* BEGIN *

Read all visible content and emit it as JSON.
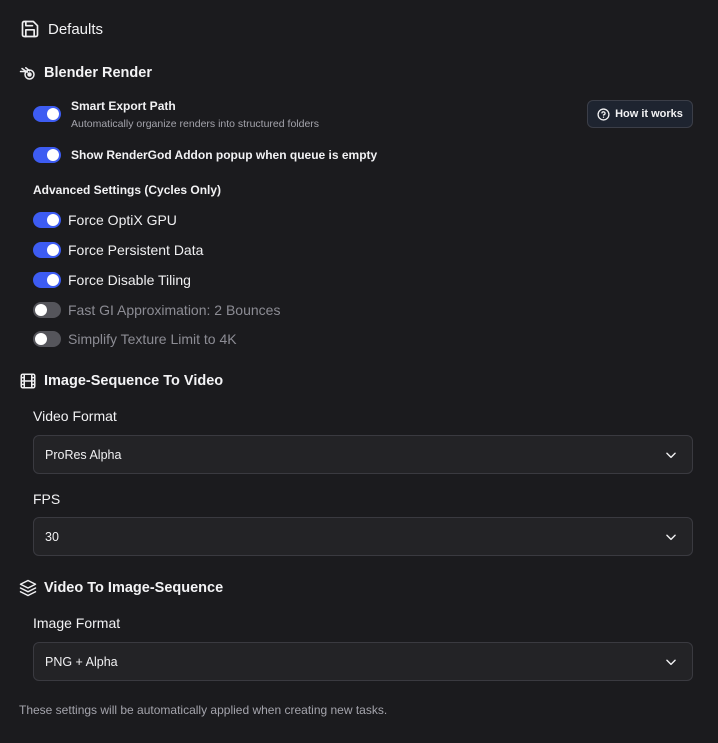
{
  "header": {
    "title": "Defaults",
    "icon": "save-icon"
  },
  "blender_render": {
    "title": "Blender Render",
    "icon": "blender-icon",
    "smart_export": {
      "label": "Smart Export Path",
      "description": "Automatically organize renders into structured folders",
      "enabled": true
    },
    "how_it_works": {
      "label": "How it works",
      "icon": "question-circle-icon"
    },
    "popup": {
      "label": "Show RenderGod Addon popup when queue is empty",
      "enabled": true
    },
    "advanced_title": "Advanced Settings (Cycles Only)",
    "advanced": [
      {
        "label": "Force OptiX GPU",
        "enabled": true
      },
      {
        "label": "Force Persistent Data",
        "enabled": true
      },
      {
        "label": "Force Disable Tiling",
        "enabled": true
      },
      {
        "label": "Fast GI Approximation: 2 Bounces",
        "enabled": false
      },
      {
        "label": "Simplify Texture Limit to 4K",
        "enabled": false
      }
    ]
  },
  "seq_to_video": {
    "title": "Image-Sequence To Video",
    "icon": "film-icon",
    "video_format_label": "Video Format",
    "video_format_value": "ProRes Alpha",
    "fps_label": "FPS",
    "fps_value": "30"
  },
  "video_to_seq": {
    "title": "Video To Image-Sequence",
    "icon": "layers-icon",
    "image_format_label": "Image Format",
    "image_format_value": "PNG + Alpha"
  },
  "footer": {
    "note": "These settings will be automatically applied when creating new tasks."
  },
  "colors": {
    "accent": "#3d5cf2",
    "background": "#1b1b1e",
    "toggle_off": "#55555b"
  }
}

* END *

§ What is being asked: Collect each line of the entries that has the word "Alpha", copying it in full.

§ Exercise solution:
    "video_format_value": "ProRes Alpha",
    "image_format_value": "PNG + Alpha"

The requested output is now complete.